===== Entries provided =====
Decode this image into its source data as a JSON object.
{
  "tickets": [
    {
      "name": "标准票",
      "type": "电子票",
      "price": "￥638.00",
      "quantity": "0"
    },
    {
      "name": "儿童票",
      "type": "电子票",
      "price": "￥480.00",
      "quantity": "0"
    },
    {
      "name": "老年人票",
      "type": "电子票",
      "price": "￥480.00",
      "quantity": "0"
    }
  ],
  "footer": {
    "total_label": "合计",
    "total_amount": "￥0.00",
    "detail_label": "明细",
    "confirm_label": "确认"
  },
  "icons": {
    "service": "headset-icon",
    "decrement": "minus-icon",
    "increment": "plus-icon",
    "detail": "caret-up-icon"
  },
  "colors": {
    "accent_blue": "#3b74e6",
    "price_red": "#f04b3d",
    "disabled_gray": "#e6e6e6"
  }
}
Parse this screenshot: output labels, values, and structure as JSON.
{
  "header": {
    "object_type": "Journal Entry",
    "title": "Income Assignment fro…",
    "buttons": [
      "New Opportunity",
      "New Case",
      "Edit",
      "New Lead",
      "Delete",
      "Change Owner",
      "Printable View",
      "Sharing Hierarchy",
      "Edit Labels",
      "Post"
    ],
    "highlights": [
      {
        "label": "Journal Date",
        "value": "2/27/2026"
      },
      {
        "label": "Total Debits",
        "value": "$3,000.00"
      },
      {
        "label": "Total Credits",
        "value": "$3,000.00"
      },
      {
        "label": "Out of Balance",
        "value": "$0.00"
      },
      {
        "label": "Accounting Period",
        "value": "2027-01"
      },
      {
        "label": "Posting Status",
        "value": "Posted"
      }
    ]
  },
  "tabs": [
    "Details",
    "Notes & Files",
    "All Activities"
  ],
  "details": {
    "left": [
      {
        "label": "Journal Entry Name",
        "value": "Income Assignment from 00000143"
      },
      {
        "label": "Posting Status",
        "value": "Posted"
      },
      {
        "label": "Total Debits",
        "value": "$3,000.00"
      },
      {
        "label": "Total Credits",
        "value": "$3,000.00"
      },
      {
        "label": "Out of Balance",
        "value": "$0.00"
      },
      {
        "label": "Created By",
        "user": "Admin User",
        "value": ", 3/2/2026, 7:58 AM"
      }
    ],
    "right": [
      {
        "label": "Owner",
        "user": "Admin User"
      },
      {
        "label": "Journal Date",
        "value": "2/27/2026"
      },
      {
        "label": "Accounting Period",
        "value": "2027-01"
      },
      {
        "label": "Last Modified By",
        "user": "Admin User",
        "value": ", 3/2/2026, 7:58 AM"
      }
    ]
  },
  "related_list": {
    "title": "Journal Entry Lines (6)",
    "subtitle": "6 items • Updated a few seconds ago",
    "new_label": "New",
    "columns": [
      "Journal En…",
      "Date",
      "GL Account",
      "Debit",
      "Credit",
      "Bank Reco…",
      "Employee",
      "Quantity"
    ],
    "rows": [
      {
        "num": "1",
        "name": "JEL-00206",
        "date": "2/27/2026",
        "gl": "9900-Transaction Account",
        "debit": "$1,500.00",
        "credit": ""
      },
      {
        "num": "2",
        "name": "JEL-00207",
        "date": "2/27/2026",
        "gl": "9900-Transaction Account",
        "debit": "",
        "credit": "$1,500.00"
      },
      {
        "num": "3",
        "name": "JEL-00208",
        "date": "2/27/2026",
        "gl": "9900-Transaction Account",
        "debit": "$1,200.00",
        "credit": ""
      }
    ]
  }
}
=====
Directive → Repeat the material above in full, quoting it exactly.

Answer in full →
Decode this image into its source data as a JSON object.
{
  "tickets": [
    {
      "name": "标准票",
      "type": "电子票",
      "price": "￥638.00",
      "quantity": "0"
    },
    {
      "name": "儿童票",
      "type": "电子票",
      "price": "￥480.00",
      "quantity": "0"
    },
    {
      "name": "老年人票",
      "type": "电子票",
      "price": "￥480.00",
      "quantity": "0"
    }
  ],
  "footer": {
    "total_label": "合计",
    "total_amount": "￥0.00",
    "detail_label": "明细",
    "confirm_label": "确认"
  },
  "icons": {
    "service": "headset-icon",
    "decrement": "minus-icon",
    "increment": "plus-icon",
    "detail": "caret-up-icon"
  },
  "colors": {
    "accent_blue": "#3b74e6",
    "price_red": "#f04b3d",
    "disabled_gray": "#e6e6e6"
  }
}
Parse this screenshot: output labels, values, and structure as JSON.
{
  "header": {
    "object_type": "Journal Entry",
    "title": "Income Assignment fro…",
    "buttons": [
      "New Opportunity",
      "New Case",
      "Edit",
      "New Lead",
      "Delete",
      "Change Owner",
      "Printable View",
      "Sharing Hierarchy",
      "Edit Labels",
      "Post"
    ],
    "highlights": [
      {
        "label": "Journal Date",
        "value": "2/27/2026"
      },
      {
        "label": "Total Debits",
        "value": "$3,000.00"
      },
      {
        "label": "Total Credits",
        "value": "$3,000.00"
      },
      {
        "label": "Out of Balance",
        "value": "$0.00"
      },
      {
        "label": "Accounting Period",
        "value": "2027-01"
      },
      {
        "label": "Posting Status",
        "value": "Posted"
      }
    ]
  },
  "tabs": [
    "Details",
    "Notes & Files",
    "All Activities"
  ],
  "details": {
    "left": [
      {
        "label": "Journal Entry Name",
        "value": "Income Assignment from 00000143"
      },
      {
        "label": "Posting Status",
        "value": "Posted"
      },
      {
        "label": "Total Debits",
        "value": "$3,000.00"
      },
      {
        "label": "Total Credits",
        "value": "$3,000.00"
      },
      {
        "label": "Out of Balance",
        "value": "$0.00"
      },
      {
        "label": "Created By",
        "user": "Admin User",
        "value": ", 3/2/2026, 7:58 AM"
      }
    ],
    "right": [
      {
        "label": "Owner",
        "user": "Admin User"
      },
      {
        "label": "Journal Date",
        "value": "2/27/2026"
      },
      {
        "label": "Accounting Period",
        "value": "2027-01"
      },
      {
        "label": "Last Modified By",
        "user": "Admin User",
        "value": ", 3/2/2026, 7:58 AM"
      }
    ]
  },
  "related_list": {
    "title": "Journal Entry Lines (6)",
    "subtitle": "6 items • Updated a few seconds ago",
    "new_label": "New",
    "columns": [
      "Journal En…",
      "Date",
      "GL Account",
      "Debit",
      "Credit",
      "Bank Reco…",
      "Employee",
      "Quantity"
    ],
    "rows": [
      {
        "num": "1",
        "name": "JEL-00206",
        "date": "2/27/2026",
        "gl": "9900-Transaction Account",
        "debit": "$1,500.00",
        "credit": ""
      },
      {
        "num": "2",
        "name": "JEL-00207",
        "date": "2/27/2026",
        "gl": "9900-Transaction Account",
        "debit": "",
        "credit": "$1,500.00"
      },
      {
        "num": "3",
        "name": "JEL-00208",
        "date": "2/27/2026",
        "gl": "9900-Transaction Account",
        "debit": "$1,200.00",
        "credit": ""
      }
    ]
  }
}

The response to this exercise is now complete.